→ EXERCISE MATERIALS
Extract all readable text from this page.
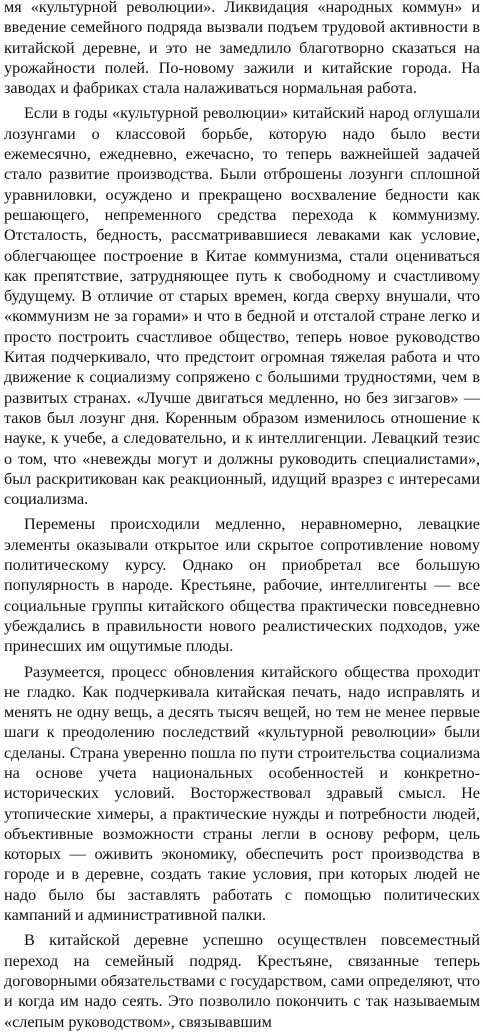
мя «культурной революции». Ликвидация «народных коммун» и введение семейного подряда вызвали подъем трудовой активности в китайской деревне, и это не замедлило благотворно сказаться на урожайности полей. По-новому зажили и китайские города. На заводах и фабриках стала налаживаться нормальная работа.

Если в годы «культурной революции» китайский народ оглушали лозунгами о классовой борьбе, которую надо было вести ежемесячно, ежедневно, ежечасно, то теперь важнейшей задачей стало развитие производства. Были отброшены лозунги сплошной уравниловки, осуждено и прекращено восхваление бедности как решающего, непременного средства перехода к коммунизму. Отсталость, бедность, рассматривавшиеся леваками как условие, облегчающее построение в Китае коммунизма, стали оцениваться как препятствие, затрудняющее путь к свободному и счастливому будущему. В отличие от старых времен, когда сверху внушали, что «коммунизм не за горами» и что в бедной и отсталой стране легко и просто построить счастливое общество, теперь новое руководство Китая подчеркивало, что предстоит огромная тяжелая работа и что движение к социализму сопряжено с большими трудностями, чем в развитых странах. «Лучше двигаться медленно, но без зигзагов» — таков был лозунг дня. Коренным образом изменилось отношение к науке, к учебе, а следовательно, и к интеллигенции. Левацкий тезис о том, что «невежды могут и должны руководить специалистами», был раскритикован как реакционный, идущий вразрез с интересами социализма.

Перемены происходили медленно, неравномерно, левацкие элементы оказывали открытое или скрытое сопротивление новому политическому курсу. Однако он приобретал все большую популярность в народе. Крестьяне, рабочие, интеллигенты — все социальные группы китайского общества практически повседневно убеждались в правильности нового реалистических подходов, уже принесших им ощутимые плоды.

Разумеется, процесс обновления китайского общества проходит не гладко. Как подчеркивала китайская печать, надо исправлять и менять не одну вещь, а десять тысяч вещей, но тем не менее первые шаги к преодолению последствий «культурной революции» были сделаны. Страна уверенно пошла по пути строительства социализма на основе учета национальных особенностей и конкретно-исторических условий. Восторжествовал здравый смысл. Не утопические химеры, а практические нужды и потребности людей, объективные возможности страны легли в основу реформ, цель которых — оживить экономику, обеспечить рост производства в городе и в деревне, создать такие условия, при которых людей не надо было бы заставлять работать с помощью политических кампаний и административной палки.

В китайской деревне успешно осуществлен повсеместный переход на семейный подряд. Крестьяне, связанные теперь договорными обязательствами с государством, сами определяют, что и когда им надо сеять. Это позволило покончить с так называемым «слепым руководством», связывавшим
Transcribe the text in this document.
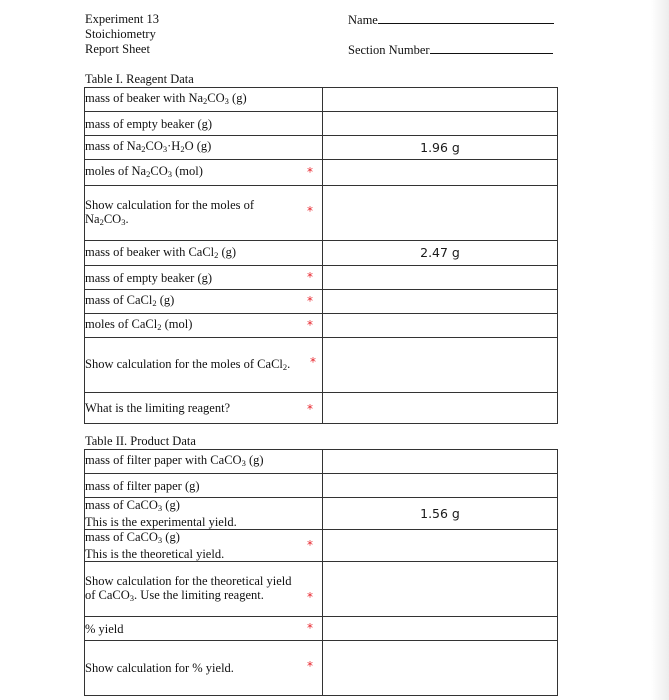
Experiment 13
Stoichiometry
Report Sheet
Name
Section Number
Table I. Reagent Data
mass of beaker with $Na_2CO_3$ (g)	

mass of empty beaker (g)	

mass of $Na_2CO_3\cdot H_2O$ (g)	1.96 g
moles of $Na_2CO_3$ (mol) *	

Show calculation for the moles of
$Na_2CO_3$.
*	

mass of beaker with CaCl$_2$ (g)	2.47 g

mass of empty beaker (g) *	

mass of CaCl$_2$ (g) *	

moles of CaCl$_2$ (mol) *	

Show calculation for the moles of CaCl$_2$. *	

What is the limiting reagent? *	

Table II. Product Data
mass of filter paper with CaCO$_3$ (g)	

mass of filter paper (g)	

mass of CaCO$_3$ (g)
This is the experimental yield.	1.56 g

mass of CaCO$_3$ (g)
This is the theoretical yield.
*	

Show calculation for the theoretical yield
of CaCO$_3$. Use the limiting reagent. *	

% yield *	

Show calculation for % yield. *	
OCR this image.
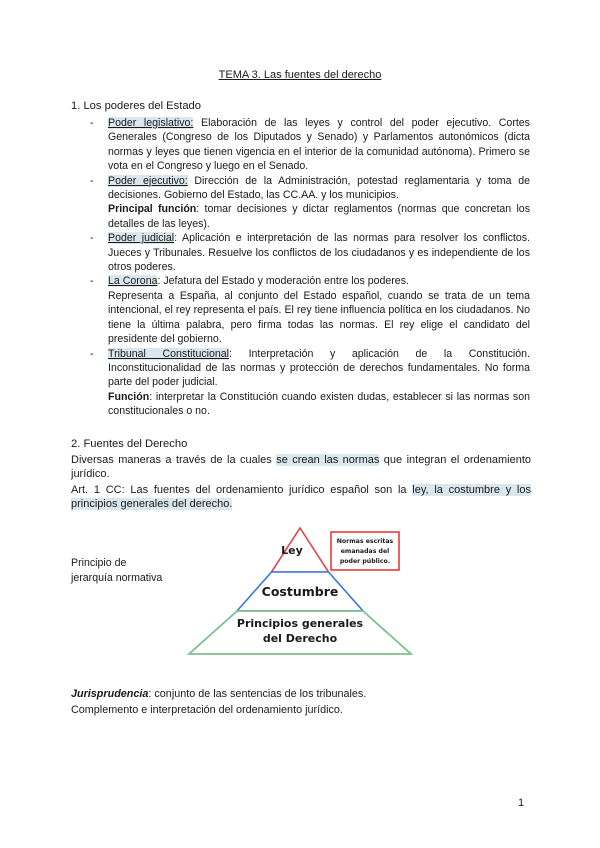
TEMA 3. Las fuentes del derecho
1. Los poderes del Estado
- Poder legislativo: Elaboración de las leyes y control del poder ejecutivo. Cortes Generales (Congreso de los Diputados y Senado) y Parlamentos autonómicos (dicta normas y leyes que tienen vigencia en el interior de la comunidad autónoma). Primero se vota en el Congreso y luego en el Senado.
- Poder ejecutivo: Dirección de la Administración, potestad reglamentaria y toma de decisiones. Gobierno del Estado, las CC.AA. y los municipios.
Principal función: tomar decisiones y dictar reglamentos (normas que concretan los detalles de las leyes).
- Poder judicial: Aplicación e interpretación de las normas para resolver los conflictos. Jueces y Tribunales. Resuelve los conflictos de los ciudadanos y es independiente de los otros poderes.
- La Corona: Jefatura del Estado y moderación entre los poderes.
Representa a España, al conjunto del Estado español, cuando se trata de un tema intencional, el rey representa el país. El rey tiene influencia política en los ciudadanos. No tiene la última palabra, pero firma todas las normas. El rey elige el candidato del presidente del gobierno.
- Tribunal Constitucional: Interpretación y aplicación de la Constitución. Inconstitucionalidad de las normas y protección de derechos fundamentales. No forma parte del poder judicial.
Función: interpretar la Constitución cuando existen dudas, establecer si las normas son constitucionales o no.
2. Fuentes del Derecho
Diversas maneras a través de la cuales se crean las normas que integran el ordenamiento jurídico.
Art. 1 CC: Las fuentes del ordenamiento jurídico español son la ley, la costumbre y los principios generales del derecho.
Principio de jerarquía normativa
Ley
Costumbre
Principios generales
del Derecho
Normas escritas
emanadas del
poder público.
Jurisprudencia: conjunto de las sentencias de los tribunales.
Complemento e interpretación del ordenamiento jurídico.
1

→ TASK DESCRIPTION
Leave every image out, and retype the material exactly.

→ EXERCISE OUTPUT
Extract all readable text from this page.
мя «культурной революции». Ликвидация «народных коммун» и введение семейного подряда вызвали подъем трудовой активности в китайской деревне, и это не замедлило благотворно сказаться на урожайности полей. По-новому зажили и китайские города. На заводах и фабриках стала налаживаться нормальная работа.

Если в годы «культурной революции» китайский народ оглушали лозунгами о классовой борьбе, которую надо было вести ежемесячно, ежедневно, ежечасно, то теперь важнейшей задачей стало развитие производства. Были отброшены лозунги сплошной уравниловки, осуждено и прекращено восхваление бедности как решающего, непременного средства перехода к коммунизму. Отсталость, бедность, рассматривавшиеся леваками как условие, облегчающее построение в Китае коммунизма, стали оцениваться как препятствие, затрудняющее путь к свободному и счастливому будущему. В отличие от старых времен, когда сверху внушали, что «коммунизм не за горами» и что в бедной и отсталой стране легко и просто построить счастливое общество, теперь новое руководство Китая подчеркивало, что предстоит огромная тяжелая работа и что движение к социализму сопряжено с большими трудностями, чем в развитых странах. «Лучше двигаться медленно, но без зигзагов» — таков был лозунг дня. Коренным образом изменилось отношение к науке, к учебе, а следовательно, и к интеллигенции. Левацкий тезис о том, что «невежды могут и должны руководить специалистами», был раскритикован как реакционный, идущий вразрез с интересами социализма.

Перемены происходили медленно, неравномерно, левацкие элементы оказывали открытое или скрытое сопротивление новому политическому курсу. Однако он приобретал все большую популярность в народе. Крестьяне, рабочие, интеллигенты — все социальные группы китайского общества практически повседневно убеждались в правильности нового реалистических подходов, уже принесших им ощутимые плоды.

Разумеется, процесс обновления китайского общества проходит не гладко. Как подчеркивала китайская печать, надо исправлять и менять не одну вещь, а десять тысяч вещей, но тем не менее первые шаги к преодолению последствий «культурной революции» были сделаны. Страна уверенно пошла по пути строительства социализма на основе учета национальных особенностей и конкретно-исторических условий. Восторжествовал здравый смысл. Не утопические химеры, а практические нужды и потребности людей, объективные возможности страны легли в основу реформ, цель которых — оживить экономику, обеспечить рост производства в городе и в деревне, создать такие условия, при которых людей не надо было бы заставлять работать с помощью политических кампаний и административной палки.

В китайской деревне успешно осуществлен повсеместный переход на семейный подряд. Крестьяне, связанные теперь договорными обязательствами с государством, сами определяют, что и когда им надо сеять. Это позволило покончить с так называемым «слепым руководством», связывавшим
Transcribe the text in this document.
Experiment 13
Stoichiometry
Report Sheet
Name
Section Number
Table I. Reagent Data
mass of beaker with $Na_2CO_3$ (g)	

mass of empty beaker (g)	

mass of $Na_2CO_3\cdot H_2O$ (g)	1.96 g
moles of $Na_2CO_3$ (mol) *	

Show calculation for the moles of
$Na_2CO_3$.
*	

mass of beaker with CaCl$_2$ (g)	2.47 g

mass of empty beaker (g) *	

mass of CaCl$_2$ (g) *	

moles of CaCl$_2$ (mol) *	

Show calculation for the moles of CaCl$_2$. *	

What is the limiting reagent? *	

Table II. Product Data
mass of filter paper with CaCO$_3$ (g)	

mass of filter paper (g)	

mass of CaCO$_3$ (g)
This is the experimental yield.	1.56 g

mass of CaCO$_3$ (g)
This is the theoretical yield.
*	

Show calculation for the theoretical yield
of CaCO$_3$. Use the limiting reagent. *	

% yield *	

Show calculation for % yield. *	
OCR this image.
TEMA 3. Las fuentes del derecho
1. Los poderes del Estado
- Poder legislativo: Elaboración de las leyes y control del poder ejecutivo. Cortes Generales (Congreso de los Diputados y Senado) y Parlamentos autonómicos (dicta normas y leyes que tienen vigencia en el interior de la comunidad autónoma). Primero se vota en el Congreso y luego en el Senado.
- Poder ejecutivo: Dirección de la Administración, potestad reglamentaria y toma de decisiones. Gobierno del Estado, las CC.AA. y los municipios.
Principal función: tomar decisiones y dictar reglamentos (normas que concretan los detalles de las leyes).
- Poder judicial: Aplicación e interpretación de las normas para resolver los conflictos. Jueces y Tribunales. Resuelve los conflictos de los ciudadanos y es independiente de los otros poderes.
- La Corona: Jefatura del Estado y moderación entre los poderes.
Representa a España, al conjunto del Estado español, cuando se trata de un tema intencional, el rey representa el país. El rey tiene influencia política en los ciudadanos. No tiene la última palabra, pero firma todas las normas. El rey elige el candidato del presidente del gobierno.
- Tribunal Constitucional: Interpretación y aplicación de la Constitución. Inconstitucionalidad de las normas y protección de derechos fundamentales. No forma parte del poder judicial.
Función: interpretar la Constitución cuando existen dudas, establecer si las normas son constitucionales o no.
2. Fuentes del Derecho
Diversas maneras a través de la cuales se crean las normas que integran el ordenamiento jurídico.
Art. 1 CC: Las fuentes del ordenamiento jurídico español son la ley, la costumbre y los principios generales del derecho.
Principio de jerarquía normativa
Ley
Costumbre
Principios generales
del Derecho
Normas escritas
emanadas del
poder público.
Jurisprudencia: conjunto de las sentencias de los tribunales.
Complemento e interpretación del ordenamiento jurídico.
1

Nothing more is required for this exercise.